Reproduce all the lines below exactly and omit the images.
** start of DATASET ROWS **
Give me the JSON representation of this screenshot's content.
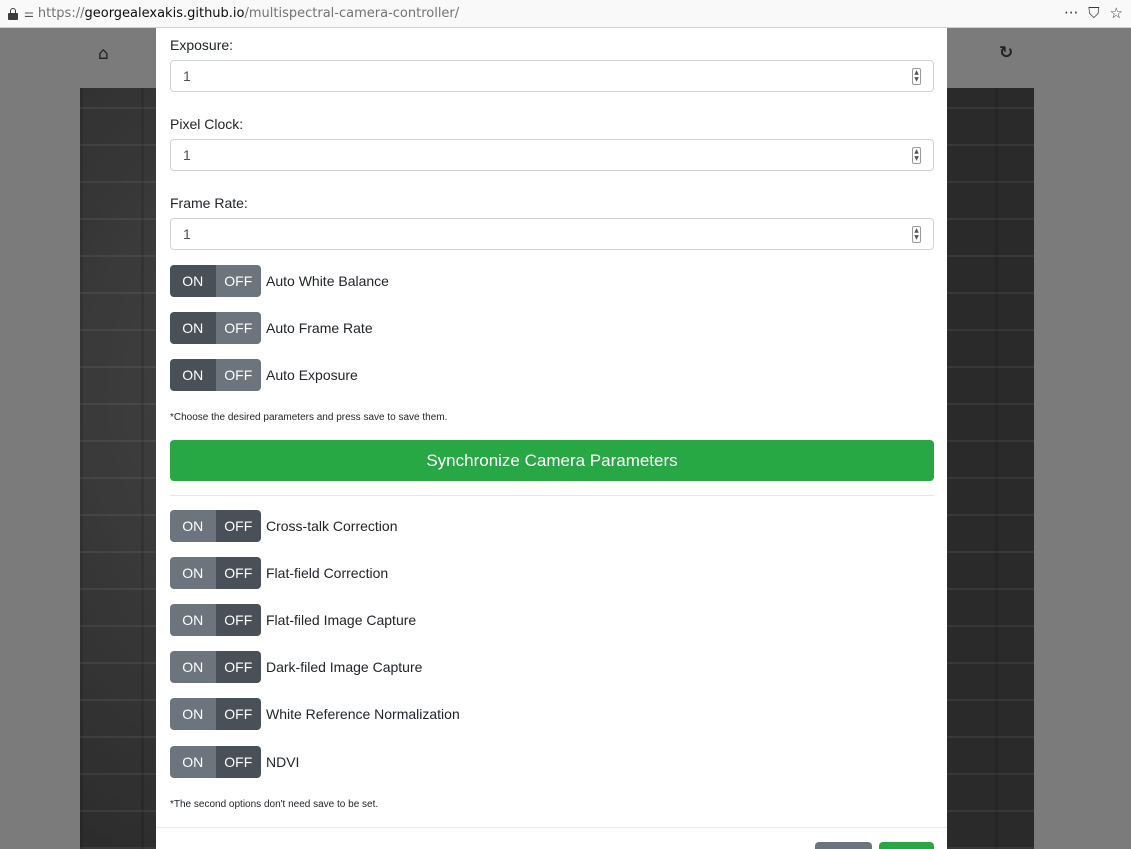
{
  "browser": {
    "url_prefix": "https://",
    "url_host": "georgealexakis.github.io",
    "url_path": "/multispectral-camera-controller/",
    "menu_icon": "ellipsis-icon",
    "pocket_icon": "pocket-icon",
    "bookmark_icon": "star-icon"
  },
  "params": {
    "exposure_label": "Exposure:",
    "exposure_value": "1",
    "pixel_clock_label": "Pixel Clock:",
    "pixel_clock_value": "1",
    "frame_rate_label": "Frame Rate:",
    "frame_rate_value": "1"
  },
  "toggles_top": [
    {
      "on": "ON",
      "off": "OFF",
      "label": "Auto White Balance",
      "state": "on"
    },
    {
      "on": "ON",
      "off": "OFF",
      "label": "Auto Frame Rate",
      "state": "on"
    },
    {
      "on": "ON",
      "off": "OFF",
      "label": "Auto Exposure",
      "state": "on"
    }
  ],
  "note_top": "*Choose the desired parameters and press save to save them.",
  "sync_button": "Synchronize Camera Parameters",
  "toggles_bottom": [
    {
      "on": "ON",
      "off": "OFF",
      "label": "Cross-talk Correction",
      "state": "off"
    },
    {
      "on": "ON",
      "off": "OFF",
      "label": "Flat-field Correction",
      "state": "off"
    },
    {
      "on": "ON",
      "off": "OFF",
      "label": "Flat-filed Image Capture",
      "state": "off"
    },
    {
      "on": "ON",
      "off": "OFF",
      "label": "Dark-filed Image Capture",
      "state": "off"
    },
    {
      "on": "ON",
      "off": "OFF",
      "label": "White Reference Normalization",
      "state": "off"
    },
    {
      "on": "ON",
      "off": "OFF",
      "label": "NDVI",
      "state": "off"
    }
  ],
  "note_bottom": "*The second options don't need save to be set.",
  "colors": {
    "success": "#28a745",
    "secondary": "#6c757d",
    "dark_active": "#495057"
  }
}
** end of DATASET ROWS **
> _WRITTEN REPLY_:
Give me the JSON representation of this screenshot's content.
{
  "browser": {
    "url_prefix": "https://",
    "url_host": "georgealexakis.github.io",
    "url_path": "/multispectral-camera-controller/",
    "menu_icon": "ellipsis-icon",
    "pocket_icon": "pocket-icon",
    "bookmark_icon": "star-icon"
  },
  "params": {
    "exposure_label": "Exposure:",
    "exposure_value": "1",
    "pixel_clock_label": "Pixel Clock:",
    "pixel_clock_value": "1",
    "frame_rate_label": "Frame Rate:",
    "frame_rate_value": "1"
  },
  "toggles_top": [
    {
      "on": "ON",
      "off": "OFF",
      "label": "Auto White Balance",
      "state": "on"
    },
    {
      "on": "ON",
      "off": "OFF",
      "label": "Auto Frame Rate",
      "state": "on"
    },
    {
      "on": "ON",
      "off": "OFF",
      "label": "Auto Exposure",
      "state": "on"
    }
  ],
  "note_top": "*Choose the desired parameters and press save to save them.",
  "sync_button": "Synchronize Camera Parameters",
  "toggles_bottom": [
    {
      "on": "ON",
      "off": "OFF",
      "label": "Cross-talk Correction",
      "state": "off"
    },
    {
      "on": "ON",
      "off": "OFF",
      "label": "Flat-field Correction",
      "state": "off"
    },
    {
      "on": "ON",
      "off": "OFF",
      "label": "Flat-filed Image Capture",
      "state": "off"
    },
    {
      "on": "ON",
      "off": "OFF",
      "label": "Dark-filed Image Capture",
      "state": "off"
    },
    {
      "on": "ON",
      "off": "OFF",
      "label": "White Reference Normalization",
      "state": "off"
    },
    {
      "on": "ON",
      "off": "OFF",
      "label": "NDVI",
      "state": "off"
    }
  ],
  "note_bottom": "*The second options don't need save to be set.",
  "colors": {
    "success": "#28a745",
    "secondary": "#6c757d",
    "dark_active": "#495057"
  }
}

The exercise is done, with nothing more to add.